Part of a data file:
╭──

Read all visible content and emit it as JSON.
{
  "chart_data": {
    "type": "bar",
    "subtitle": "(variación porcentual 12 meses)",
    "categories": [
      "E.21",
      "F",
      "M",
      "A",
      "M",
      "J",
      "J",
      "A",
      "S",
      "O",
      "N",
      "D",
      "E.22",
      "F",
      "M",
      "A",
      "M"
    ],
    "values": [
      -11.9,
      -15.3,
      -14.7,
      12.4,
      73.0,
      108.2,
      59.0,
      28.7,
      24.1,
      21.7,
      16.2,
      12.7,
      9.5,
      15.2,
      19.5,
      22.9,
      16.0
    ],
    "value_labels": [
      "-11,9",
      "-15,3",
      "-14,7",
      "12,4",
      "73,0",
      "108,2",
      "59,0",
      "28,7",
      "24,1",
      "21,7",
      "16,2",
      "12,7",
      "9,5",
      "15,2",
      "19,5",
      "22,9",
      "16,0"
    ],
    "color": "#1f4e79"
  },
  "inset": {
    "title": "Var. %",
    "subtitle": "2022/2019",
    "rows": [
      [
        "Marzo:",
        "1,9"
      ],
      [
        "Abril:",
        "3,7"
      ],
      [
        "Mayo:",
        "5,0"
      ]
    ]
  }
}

╰──

Written exercise: Whichever lines contain the string "subtitle", select and copy them.

Answer to this exercise:
    "subtitle": "(variación porcentual 12 meses)",
    "subtitle": "2022/2019",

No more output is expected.